### Exercise
Take every line from the material that has the word "name" in it.

+++ Stored data +++

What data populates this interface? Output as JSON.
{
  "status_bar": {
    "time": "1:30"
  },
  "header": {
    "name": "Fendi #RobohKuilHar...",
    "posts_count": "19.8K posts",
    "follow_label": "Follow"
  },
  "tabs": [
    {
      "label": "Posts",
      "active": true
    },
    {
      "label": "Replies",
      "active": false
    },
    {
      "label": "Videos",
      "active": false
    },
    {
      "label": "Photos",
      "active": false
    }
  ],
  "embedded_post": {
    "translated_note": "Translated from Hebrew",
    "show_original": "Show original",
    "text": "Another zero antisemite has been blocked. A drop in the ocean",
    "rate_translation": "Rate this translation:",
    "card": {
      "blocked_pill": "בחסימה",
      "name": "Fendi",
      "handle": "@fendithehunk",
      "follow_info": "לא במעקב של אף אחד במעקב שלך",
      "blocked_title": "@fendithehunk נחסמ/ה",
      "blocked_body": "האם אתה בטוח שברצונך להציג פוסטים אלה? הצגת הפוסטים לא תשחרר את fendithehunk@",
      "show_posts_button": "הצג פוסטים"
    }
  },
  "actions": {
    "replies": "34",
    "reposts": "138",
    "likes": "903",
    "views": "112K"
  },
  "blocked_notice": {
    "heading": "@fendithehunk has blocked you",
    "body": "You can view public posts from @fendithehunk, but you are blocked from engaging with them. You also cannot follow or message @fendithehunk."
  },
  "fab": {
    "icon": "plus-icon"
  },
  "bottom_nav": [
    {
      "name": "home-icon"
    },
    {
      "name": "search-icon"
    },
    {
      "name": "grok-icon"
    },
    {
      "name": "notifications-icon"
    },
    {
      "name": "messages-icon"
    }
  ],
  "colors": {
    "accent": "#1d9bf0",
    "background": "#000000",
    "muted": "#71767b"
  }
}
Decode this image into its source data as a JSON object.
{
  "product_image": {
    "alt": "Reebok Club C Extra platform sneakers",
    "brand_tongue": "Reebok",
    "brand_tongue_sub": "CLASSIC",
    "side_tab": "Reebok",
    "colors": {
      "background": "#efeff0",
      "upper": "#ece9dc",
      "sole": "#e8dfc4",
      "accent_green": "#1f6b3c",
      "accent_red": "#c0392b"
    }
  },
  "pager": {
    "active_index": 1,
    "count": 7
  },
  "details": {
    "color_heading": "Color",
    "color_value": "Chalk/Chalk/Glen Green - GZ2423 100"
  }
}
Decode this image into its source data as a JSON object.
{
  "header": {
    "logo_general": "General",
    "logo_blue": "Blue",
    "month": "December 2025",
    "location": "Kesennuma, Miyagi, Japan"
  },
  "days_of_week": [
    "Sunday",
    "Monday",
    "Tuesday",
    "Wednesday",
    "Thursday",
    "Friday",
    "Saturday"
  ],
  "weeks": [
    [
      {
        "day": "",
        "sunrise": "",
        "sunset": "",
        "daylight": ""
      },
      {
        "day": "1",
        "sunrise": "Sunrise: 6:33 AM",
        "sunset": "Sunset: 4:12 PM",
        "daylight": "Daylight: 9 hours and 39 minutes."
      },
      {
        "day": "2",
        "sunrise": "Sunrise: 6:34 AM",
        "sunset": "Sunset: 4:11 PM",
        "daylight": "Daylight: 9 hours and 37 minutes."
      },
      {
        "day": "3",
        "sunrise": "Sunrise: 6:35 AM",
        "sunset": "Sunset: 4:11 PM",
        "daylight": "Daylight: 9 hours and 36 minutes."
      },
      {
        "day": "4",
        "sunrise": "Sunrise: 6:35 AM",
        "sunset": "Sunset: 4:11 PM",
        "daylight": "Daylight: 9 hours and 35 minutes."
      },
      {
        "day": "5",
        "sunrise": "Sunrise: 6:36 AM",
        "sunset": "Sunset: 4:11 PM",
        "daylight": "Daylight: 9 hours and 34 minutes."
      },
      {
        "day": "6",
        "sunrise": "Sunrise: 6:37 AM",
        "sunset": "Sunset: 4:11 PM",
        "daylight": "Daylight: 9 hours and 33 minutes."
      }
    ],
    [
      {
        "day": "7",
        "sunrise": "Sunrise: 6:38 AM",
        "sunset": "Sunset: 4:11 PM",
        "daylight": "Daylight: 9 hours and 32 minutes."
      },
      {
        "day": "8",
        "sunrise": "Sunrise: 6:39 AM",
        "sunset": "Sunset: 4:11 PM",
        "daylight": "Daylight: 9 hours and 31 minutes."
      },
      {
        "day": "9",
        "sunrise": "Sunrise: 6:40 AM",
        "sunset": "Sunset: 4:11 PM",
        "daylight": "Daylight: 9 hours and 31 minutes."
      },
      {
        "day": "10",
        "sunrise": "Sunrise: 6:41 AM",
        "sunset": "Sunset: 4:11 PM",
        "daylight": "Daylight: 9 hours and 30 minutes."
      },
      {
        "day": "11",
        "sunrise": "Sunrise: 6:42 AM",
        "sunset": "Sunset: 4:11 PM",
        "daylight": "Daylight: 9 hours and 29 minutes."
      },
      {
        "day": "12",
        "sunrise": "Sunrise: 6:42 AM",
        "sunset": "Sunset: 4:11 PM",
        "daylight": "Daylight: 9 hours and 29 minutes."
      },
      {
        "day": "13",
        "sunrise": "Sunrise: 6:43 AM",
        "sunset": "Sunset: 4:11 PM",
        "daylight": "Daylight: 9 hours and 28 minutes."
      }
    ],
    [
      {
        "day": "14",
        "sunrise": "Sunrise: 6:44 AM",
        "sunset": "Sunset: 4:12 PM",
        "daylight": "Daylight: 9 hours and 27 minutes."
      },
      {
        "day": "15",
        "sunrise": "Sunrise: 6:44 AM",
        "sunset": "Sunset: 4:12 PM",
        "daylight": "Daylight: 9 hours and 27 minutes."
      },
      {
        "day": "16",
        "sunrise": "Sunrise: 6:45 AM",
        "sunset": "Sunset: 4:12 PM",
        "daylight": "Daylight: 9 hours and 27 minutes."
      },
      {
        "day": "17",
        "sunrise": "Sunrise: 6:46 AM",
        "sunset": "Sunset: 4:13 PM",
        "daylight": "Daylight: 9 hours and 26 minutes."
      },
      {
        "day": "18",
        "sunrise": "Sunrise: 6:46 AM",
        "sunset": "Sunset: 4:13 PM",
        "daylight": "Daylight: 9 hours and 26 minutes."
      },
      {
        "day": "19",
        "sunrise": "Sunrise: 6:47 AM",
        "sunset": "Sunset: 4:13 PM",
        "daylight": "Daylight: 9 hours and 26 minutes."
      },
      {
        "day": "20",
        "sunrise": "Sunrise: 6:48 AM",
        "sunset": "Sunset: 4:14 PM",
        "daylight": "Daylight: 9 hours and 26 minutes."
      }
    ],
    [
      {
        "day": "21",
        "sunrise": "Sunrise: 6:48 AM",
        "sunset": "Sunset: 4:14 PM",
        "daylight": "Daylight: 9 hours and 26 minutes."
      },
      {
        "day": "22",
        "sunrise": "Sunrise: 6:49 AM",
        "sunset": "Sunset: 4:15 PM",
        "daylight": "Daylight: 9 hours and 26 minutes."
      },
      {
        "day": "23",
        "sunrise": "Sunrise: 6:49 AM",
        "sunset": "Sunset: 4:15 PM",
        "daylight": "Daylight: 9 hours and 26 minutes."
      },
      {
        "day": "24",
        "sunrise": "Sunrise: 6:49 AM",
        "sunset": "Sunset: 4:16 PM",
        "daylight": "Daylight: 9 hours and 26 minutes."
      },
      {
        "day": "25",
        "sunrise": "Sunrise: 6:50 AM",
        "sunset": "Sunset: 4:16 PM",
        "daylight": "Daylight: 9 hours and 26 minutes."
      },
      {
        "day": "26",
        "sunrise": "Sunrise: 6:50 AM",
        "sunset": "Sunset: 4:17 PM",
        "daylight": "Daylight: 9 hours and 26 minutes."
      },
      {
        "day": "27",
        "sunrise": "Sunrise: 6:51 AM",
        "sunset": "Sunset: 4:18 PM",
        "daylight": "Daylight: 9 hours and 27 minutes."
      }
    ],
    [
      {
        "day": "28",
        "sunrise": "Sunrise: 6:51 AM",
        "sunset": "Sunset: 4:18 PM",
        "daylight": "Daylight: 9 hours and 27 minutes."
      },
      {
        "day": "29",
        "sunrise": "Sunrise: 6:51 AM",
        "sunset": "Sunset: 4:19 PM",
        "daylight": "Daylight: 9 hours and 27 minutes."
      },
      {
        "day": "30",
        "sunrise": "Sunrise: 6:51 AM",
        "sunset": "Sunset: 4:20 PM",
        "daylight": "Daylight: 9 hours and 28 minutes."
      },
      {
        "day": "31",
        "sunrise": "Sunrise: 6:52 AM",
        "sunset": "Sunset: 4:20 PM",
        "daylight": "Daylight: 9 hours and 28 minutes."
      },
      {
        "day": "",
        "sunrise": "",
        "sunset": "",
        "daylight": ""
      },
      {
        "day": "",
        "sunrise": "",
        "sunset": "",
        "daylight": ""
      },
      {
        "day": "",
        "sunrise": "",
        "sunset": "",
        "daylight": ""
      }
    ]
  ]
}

+++

### Task solution
    "name": "Fendi #RobohKuilHar...",
      "name": "Fendi",
      "name": "home-icon"
      "name": "search-icon"
      "name": "grok-icon"
      "name": "notifications-icon"
      "name": "messages-icon"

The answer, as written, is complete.